Quote all lines below exactly. Images stay out.

------ Exercise inputs

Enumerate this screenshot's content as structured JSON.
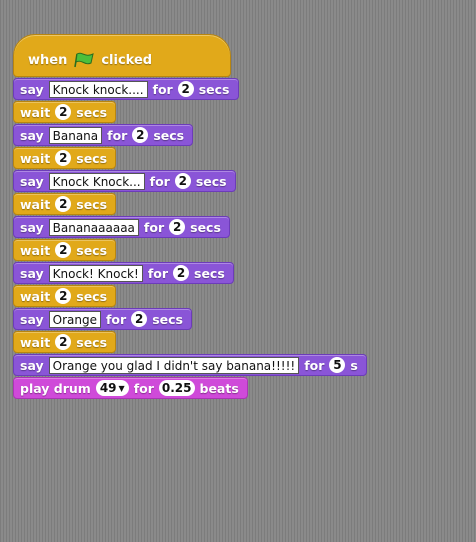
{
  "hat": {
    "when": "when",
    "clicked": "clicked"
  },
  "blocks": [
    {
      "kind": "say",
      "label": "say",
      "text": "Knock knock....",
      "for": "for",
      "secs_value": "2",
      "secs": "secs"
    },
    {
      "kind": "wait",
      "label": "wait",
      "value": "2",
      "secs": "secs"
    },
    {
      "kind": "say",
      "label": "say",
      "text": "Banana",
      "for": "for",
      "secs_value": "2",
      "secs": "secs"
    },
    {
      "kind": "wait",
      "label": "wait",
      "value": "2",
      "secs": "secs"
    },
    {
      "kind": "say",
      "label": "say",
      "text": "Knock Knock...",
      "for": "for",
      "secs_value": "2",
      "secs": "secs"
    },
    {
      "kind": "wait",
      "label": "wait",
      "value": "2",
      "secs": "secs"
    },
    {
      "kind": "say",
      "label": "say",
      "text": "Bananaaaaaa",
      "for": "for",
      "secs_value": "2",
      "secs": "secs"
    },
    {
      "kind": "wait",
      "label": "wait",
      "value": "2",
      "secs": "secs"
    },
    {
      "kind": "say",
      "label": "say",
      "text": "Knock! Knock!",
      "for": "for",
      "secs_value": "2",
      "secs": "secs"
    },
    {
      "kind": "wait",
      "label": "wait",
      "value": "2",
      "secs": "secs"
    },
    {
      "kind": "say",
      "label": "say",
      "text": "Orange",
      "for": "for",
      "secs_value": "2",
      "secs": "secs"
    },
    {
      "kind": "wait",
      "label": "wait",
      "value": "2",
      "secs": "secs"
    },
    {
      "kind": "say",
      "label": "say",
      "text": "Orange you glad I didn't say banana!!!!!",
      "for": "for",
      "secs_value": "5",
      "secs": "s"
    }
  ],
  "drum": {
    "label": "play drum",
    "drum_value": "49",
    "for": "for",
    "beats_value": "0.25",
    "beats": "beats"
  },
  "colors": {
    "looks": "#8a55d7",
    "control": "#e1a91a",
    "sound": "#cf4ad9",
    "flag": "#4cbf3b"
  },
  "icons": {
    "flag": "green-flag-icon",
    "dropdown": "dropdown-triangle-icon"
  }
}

------------

• **Output of the exercise**:
Enumerate this screenshot's content as structured JSON.
{
  "hat": {
    "when": "when",
    "clicked": "clicked"
  },
  "blocks": [
    {
      "kind": "say",
      "label": "say",
      "text": "Knock knock....",
      "for": "for",
      "secs_value": "2",
      "secs": "secs"
    },
    {
      "kind": "wait",
      "label": "wait",
      "value": "2",
      "secs": "secs"
    },
    {
      "kind": "say",
      "label": "say",
      "text": "Banana",
      "for": "for",
      "secs_value": "2",
      "secs": "secs"
    },
    {
      "kind": "wait",
      "label": "wait",
      "value": "2",
      "secs": "secs"
    },
    {
      "kind": "say",
      "label": "say",
      "text": "Knock Knock...",
      "for": "for",
      "secs_value": "2",
      "secs": "secs"
    },
    {
      "kind": "wait",
      "label": "wait",
      "value": "2",
      "secs": "secs"
    },
    {
      "kind": "say",
      "label": "say",
      "text": "Bananaaaaaa",
      "for": "for",
      "secs_value": "2",
      "secs": "secs"
    },
    {
      "kind": "wait",
      "label": "wait",
      "value": "2",
      "secs": "secs"
    },
    {
      "kind": "say",
      "label": "say",
      "text": "Knock! Knock!",
      "for": "for",
      "secs_value": "2",
      "secs": "secs"
    },
    {
      "kind": "wait",
      "label": "wait",
      "value": "2",
      "secs": "secs"
    },
    {
      "kind": "say",
      "label": "say",
      "text": "Orange",
      "for": "for",
      "secs_value": "2",
      "secs": "secs"
    },
    {
      "kind": "wait",
      "label": "wait",
      "value": "2",
      "secs": "secs"
    },
    {
      "kind": "say",
      "label": "say",
      "text": "Orange you glad I didn't say banana!!!!!",
      "for": "for",
      "secs_value": "5",
      "secs": "s"
    }
  ],
  "drum": {
    "label": "play drum",
    "drum_value": "49",
    "for": "for",
    "beats_value": "0.25",
    "beats": "beats"
  },
  "colors": {
    "looks": "#8a55d7",
    "control": "#e1a91a",
    "sound": "#cf4ad9",
    "flag": "#4cbf3b"
  },
  "icons": {
    "flag": "green-flag-icon",
    "dropdown": "dropdown-triangle-icon"
  }
}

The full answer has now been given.